BEGIN

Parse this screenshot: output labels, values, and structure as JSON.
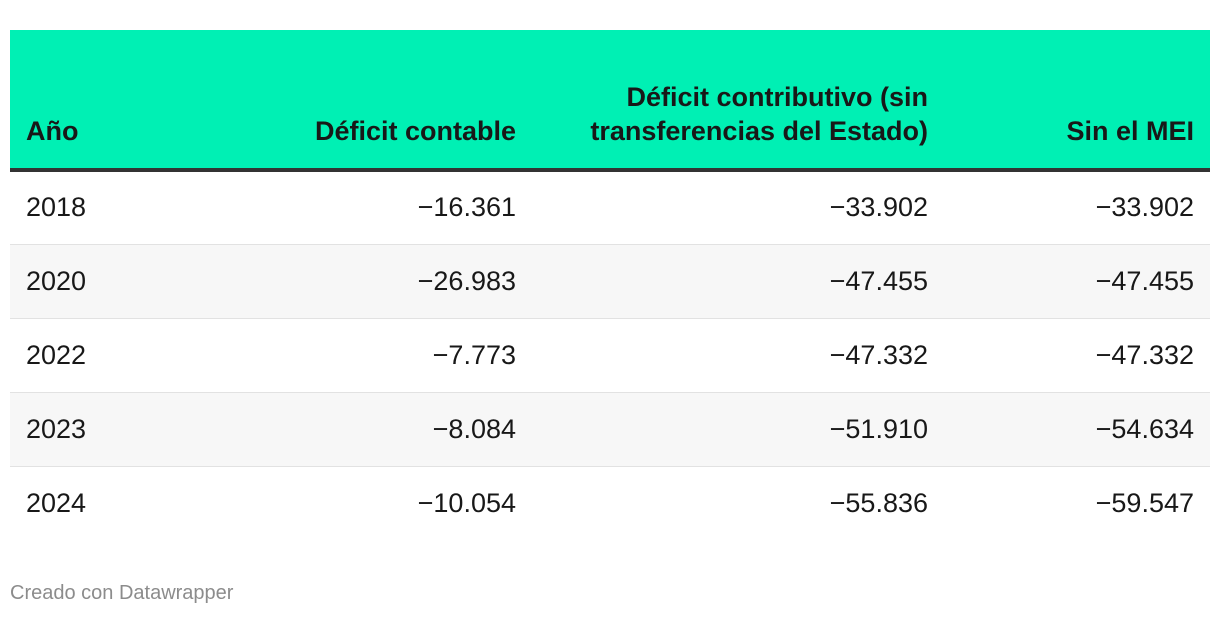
{
  "chart_data": {
    "type": "table",
    "columns": [
      "Año",
      "Déficit contable",
      "Déficit contributivo (sin transferencias del Estado)",
      "Sin el MEI"
    ],
    "rows": [
      {
        "year": "2018",
        "deficit_contable": "−16.361",
        "deficit_contributivo": "−33.902",
        "sin_mei": "−33.902"
      },
      {
        "year": "2020",
        "deficit_contable": "−26.983",
        "deficit_contributivo": "−47.455",
        "sin_mei": "−47.455"
      },
      {
        "year": "2022",
        "deficit_contable": "−7.773",
        "deficit_contributivo": "−47.332",
        "sin_mei": "−47.332"
      },
      {
        "year": "2023",
        "deficit_contable": "−8.084",
        "deficit_contributivo": "−51.910",
        "sin_mei": "−54.634"
      },
      {
        "year": "2024",
        "deficit_contable": "−10.054",
        "deficit_contributivo": "−55.836",
        "sin_mei": "−59.547"
      }
    ]
  },
  "colors": {
    "header_bg": "#00f0b4",
    "header_rule": "#333333",
    "alt_row_bg": "#f7f7f7",
    "footer_text": "#8c8c8c"
  },
  "footer": {
    "credit": "Creado con Datawrapper"
  }
}
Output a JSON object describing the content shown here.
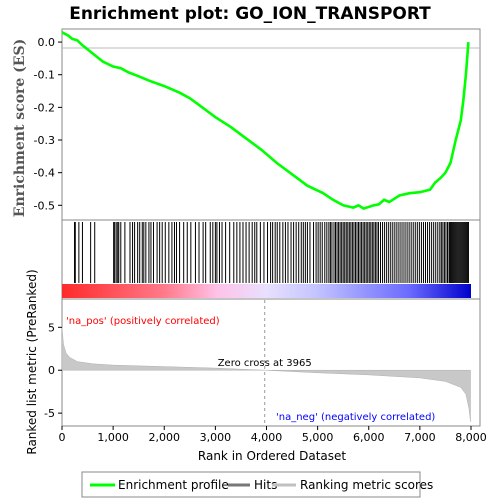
{
  "chart_data": {
    "type": "line",
    "title": "Enrichment plot: GO_ION_TRANSPORT",
    "es_panel": {
      "ylabel": "Enrichment score (ES)",
      "yticks": [
        "0.0",
        "-0.1",
        "-0.2",
        "-0.3",
        "-0.4",
        "-0.5"
      ],
      "ylim": [
        -0.545,
        0.04
      ],
      "series": [
        {
          "name": "Enrichment profile",
          "color": "#00ff00",
          "points": [
            [
              0,
              0.03
            ],
            [
              120,
              0.02
            ],
            [
              200,
              0.01
            ],
            [
              300,
              0.005
            ],
            [
              400,
              -0.01
            ],
            [
              600,
              -0.035
            ],
            [
              800,
              -0.06
            ],
            [
              1000,
              -0.075
            ],
            [
              1150,
              -0.08
            ],
            [
              1300,
              -0.093
            ],
            [
              1500,
              -0.105
            ],
            [
              1700,
              -0.118
            ],
            [
              2000,
              -0.135
            ],
            [
              2300,
              -0.155
            ],
            [
              2500,
              -0.172
            ],
            [
              2700,
              -0.195
            ],
            [
              3000,
              -0.23
            ],
            [
              3300,
              -0.26
            ],
            [
              3600,
              -0.295
            ],
            [
              3900,
              -0.33
            ],
            [
              4200,
              -0.37
            ],
            [
              4500,
              -0.405
            ],
            [
              4800,
              -0.44
            ],
            [
              5100,
              -0.462
            ],
            [
              5300,
              -0.483
            ],
            [
              5500,
              -0.5
            ],
            [
              5700,
              -0.507
            ],
            [
              5800,
              -0.5
            ],
            [
              5900,
              -0.51
            ],
            [
              6100,
              -0.5
            ],
            [
              6200,
              -0.497
            ],
            [
              6300,
              -0.483
            ],
            [
              6400,
              -0.49
            ],
            [
              6500,
              -0.48
            ],
            [
              6600,
              -0.47
            ],
            [
              6800,
              -0.463
            ],
            [
              7000,
              -0.46
            ],
            [
              7200,
              -0.452
            ],
            [
              7300,
              -0.43
            ],
            [
              7400,
              -0.417
            ],
            [
              7500,
              -0.4
            ],
            [
              7600,
              -0.37
            ],
            [
              7700,
              -0.3
            ],
            [
              7800,
              -0.24
            ],
            [
              7850,
              -0.18
            ],
            [
              7900,
              -0.1
            ],
            [
              7950,
              0.0
            ]
          ]
        }
      ]
    },
    "hits": {
      "name": "Hits",
      "color": "#000000",
      "positions": [
        245,
        260,
        330,
        400,
        560,
        640,
        1010,
        1030,
        1060,
        1090,
        1110,
        1150,
        1230,
        1330,
        1380,
        1420,
        1480,
        1520,
        1570,
        1600,
        1640,
        1700,
        1740,
        1790,
        1860,
        1910,
        1960,
        2020,
        2090,
        2150,
        2200,
        2240,
        2300,
        2380,
        2450,
        2520,
        2610,
        2680,
        2760,
        2810,
        2900,
        2950,
        3000,
        3030,
        3080,
        3130,
        3200,
        3280,
        3360,
        3420,
        3480,
        3540,
        3600,
        3660,
        3720,
        3770,
        3810,
        3880,
        3950,
        4020,
        4080,
        4120,
        4170,
        4210,
        4260,
        4320,
        4370,
        4420,
        4480,
        4530,
        4580,
        4630,
        4680,
        4720,
        4760,
        4800,
        4850,
        4920,
        4970,
        5010,
        5050,
        5090,
        5140,
        5180,
        5220,
        5250,
        5280,
        5320,
        5350,
        5380,
        5410,
        5440,
        5470,
        5500,
        5530,
        5560,
        5590,
        5620,
        5650,
        5680,
        5710,
        5740,
        5770,
        5800,
        5830,
        5860,
        5890,
        5920,
        5950,
        5980,
        6010,
        6040,
        6070,
        6100,
        6130,
        6160,
        6190,
        6230,
        6270,
        6310,
        6350,
        6390,
        6430,
        6470,
        6510,
        6550,
        6590,
        6630,
        6670,
        6710,
        6750,
        6790,
        6830,
        6870,
        6910,
        6950,
        6990,
        7030,
        7070,
        7110,
        7150,
        7190,
        7230,
        7270,
        7310,
        7350,
        7390,
        7420,
        7450,
        7480,
        7510,
        7540,
        7570,
        7590,
        7610,
        7630,
        7650,
        7670,
        7690,
        7710,
        7730,
        7750,
        7770,
        7790,
        7810,
        7830,
        7850,
        7870,
        7890,
        7910,
        7930,
        7950
      ]
    },
    "ranking_panel": {
      "name": "Ranking metric scores",
      "ylabel": "Ranked list metric (PreRanked)",
      "yticks": [
        "5",
        "0",
        "-5"
      ],
      "ylim": [
        -6.5,
        8.3
      ],
      "zero_cross_label": "Zero cross at 3965",
      "zero_cross_rank": 3965,
      "pos_label": "'na_pos' (positively correlated)",
      "neg_label": "'na_neg' (negatively correlated)",
      "curve": [
        [
          0,
          5.0
        ],
        [
          30,
          3.0
        ],
        [
          80,
          2.0
        ],
        [
          150,
          1.5
        ],
        [
          300,
          1.0
        ],
        [
          600,
          0.75
        ],
        [
          1000,
          0.6
        ],
        [
          2000,
          0.42
        ],
        [
          3000,
          0.25
        ],
        [
          3965,
          0.0
        ],
        [
          5000,
          -0.3
        ],
        [
          6000,
          -0.55
        ],
        [
          7000,
          -0.9
        ],
        [
          7500,
          -1.3
        ],
        [
          7800,
          -2.0
        ],
        [
          7900,
          -2.8
        ],
        [
          7960,
          -4.5
        ],
        [
          7990,
          -6.0
        ]
      ]
    },
    "x_axis": {
      "label": "Rank in Ordered Dataset",
      "ticks": [
        "0",
        "1,000",
        "2,000",
        "3,000",
        "4,000",
        "5,000",
        "6,000",
        "7,000",
        "8,000"
      ],
      "xlim": [
        0,
        8000
      ]
    },
    "legend": {
      "placement": "bottom",
      "items": [
        {
          "label": "Enrichment profile",
          "color": "#00ff00"
        },
        {
          "label": "Hits",
          "color": "#777777"
        },
        {
          "label": "Ranking metric scores",
          "color": "#c0c0c0"
        }
      ]
    },
    "colors": {
      "positive": "#ff0000",
      "negative": "#0000ff",
      "pos_text": "#ff0000",
      "neg_text": "#0000ff"
    }
  }
}
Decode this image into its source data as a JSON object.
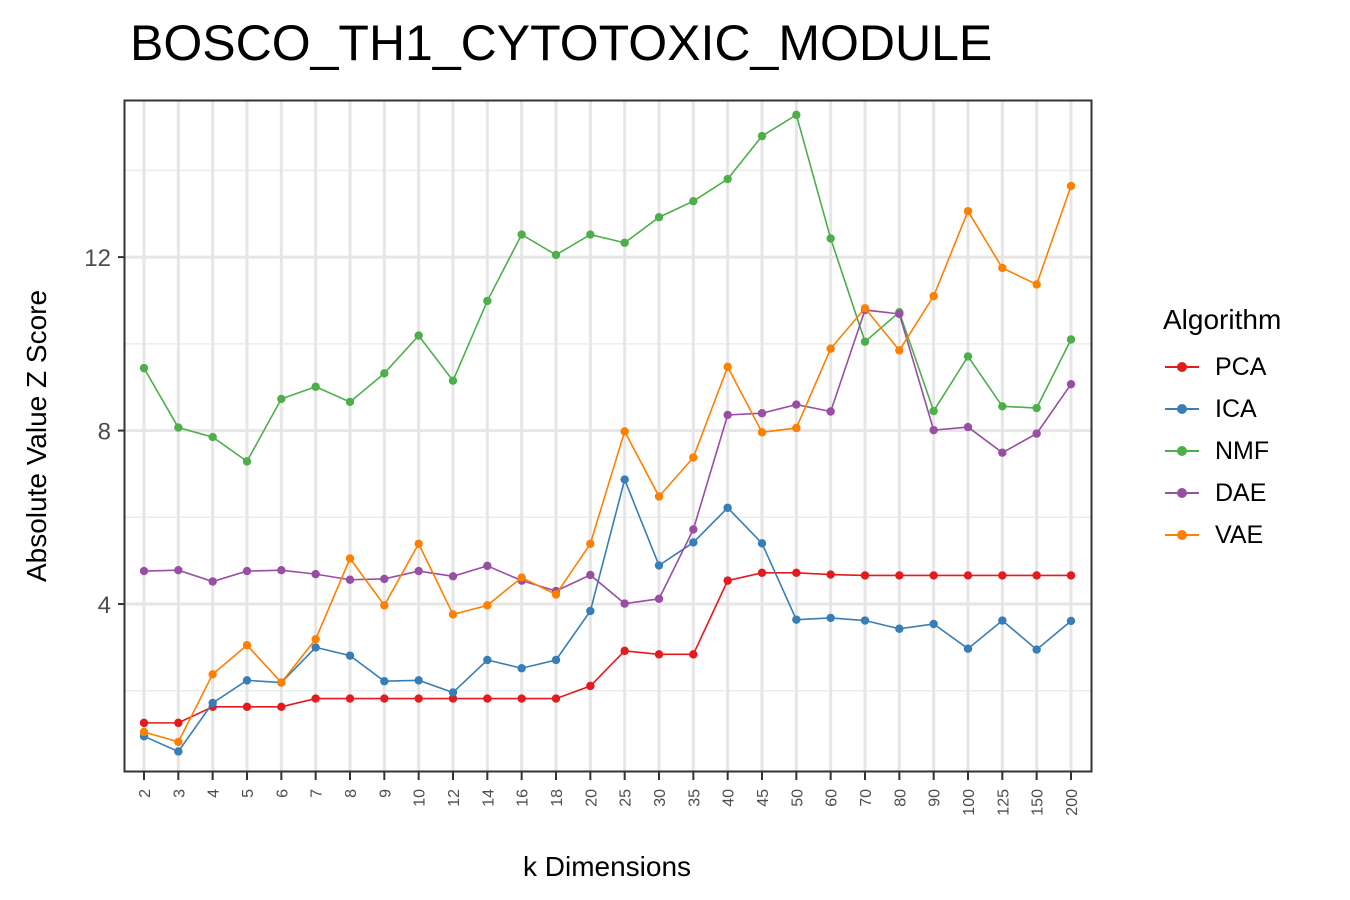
{
  "chart_data": {
    "type": "line",
    "title": "BOSCO_TH1_CYTOTOXIC_MODULE",
    "xlabel": "k Dimensions",
    "ylabel": "Absolute Value Z Score",
    "categories": [
      "2",
      "3",
      "4",
      "5",
      "6",
      "7",
      "8",
      "9",
      "10",
      "12",
      "14",
      "16",
      "18",
      "20",
      "25",
      "30",
      "35",
      "40",
      "45",
      "50",
      "60",
      "70",
      "80",
      "90",
      "100",
      "125",
      "150",
      "200"
    ],
    "ylim": [
      0.15,
      15.6
    ],
    "yticks": [
      4,
      8,
      12
    ],
    "grid": true,
    "legend_title": "Algorithm",
    "legend_position": "right",
    "series": [
      {
        "name": "PCA",
        "color": "#E41A1C",
        "values": [
          1.26,
          1.26,
          1.63,
          1.63,
          1.63,
          1.82,
          1.82,
          1.82,
          1.82,
          1.82,
          1.82,
          1.82,
          1.82,
          2.11,
          2.92,
          2.84,
          2.84,
          4.54,
          4.72,
          4.72,
          4.68,
          4.66,
          4.66,
          4.66,
          4.66,
          4.66,
          4.66,
          4.66
        ]
      },
      {
        "name": "ICA",
        "color": "#377EB8",
        "values": [
          0.95,
          0.6,
          1.72,
          2.24,
          2.19,
          3.0,
          2.81,
          2.22,
          2.24,
          1.96,
          2.71,
          2.52,
          2.71,
          3.84,
          6.87,
          4.89,
          5.42,
          6.22,
          5.4,
          3.64,
          3.68,
          3.62,
          3.43,
          3.54,
          2.97,
          3.62,
          2.95,
          3.61
        ]
      },
      {
        "name": "NMF",
        "color": "#4DAF4A",
        "values": [
          9.44,
          8.07,
          7.85,
          7.29,
          8.73,
          9.01,
          8.66,
          9.32,
          10.19,
          9.15,
          10.99,
          12.52,
          12.05,
          12.52,
          12.33,
          12.92,
          13.29,
          13.8,
          14.79,
          15.28,
          12.43,
          10.05,
          10.73,
          8.45,
          9.71,
          8.56,
          8.52,
          10.1
        ]
      },
      {
        "name": "DAE",
        "color": "#984EA3",
        "values": [
          4.76,
          4.78,
          4.52,
          4.76,
          4.78,
          4.69,
          4.56,
          4.58,
          4.76,
          4.64,
          4.88,
          4.54,
          4.3,
          4.67,
          4.01,
          4.12,
          5.72,
          8.36,
          8.4,
          8.6,
          8.44,
          10.78,
          10.69,
          8.01,
          8.08,
          7.49,
          7.93,
          9.07
        ]
      },
      {
        "name": "VAE",
        "color": "#FF7F00",
        "values": [
          1.05,
          0.82,
          2.38,
          3.05,
          2.19,
          3.19,
          5.05,
          3.97,
          5.39,
          3.76,
          3.97,
          4.61,
          4.22,
          5.39,
          7.98,
          6.48,
          7.38,
          9.47,
          7.96,
          8.06,
          9.89,
          10.82,
          9.85,
          11.1,
          13.06,
          11.75,
          11.37,
          13.64
        ]
      }
    ]
  }
}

END

Your goal: Show all lines in the entries above where the word "object" appears.

Response:
Output a JSON object describing the content shown here.
Decode this image into its source data as a JSON object.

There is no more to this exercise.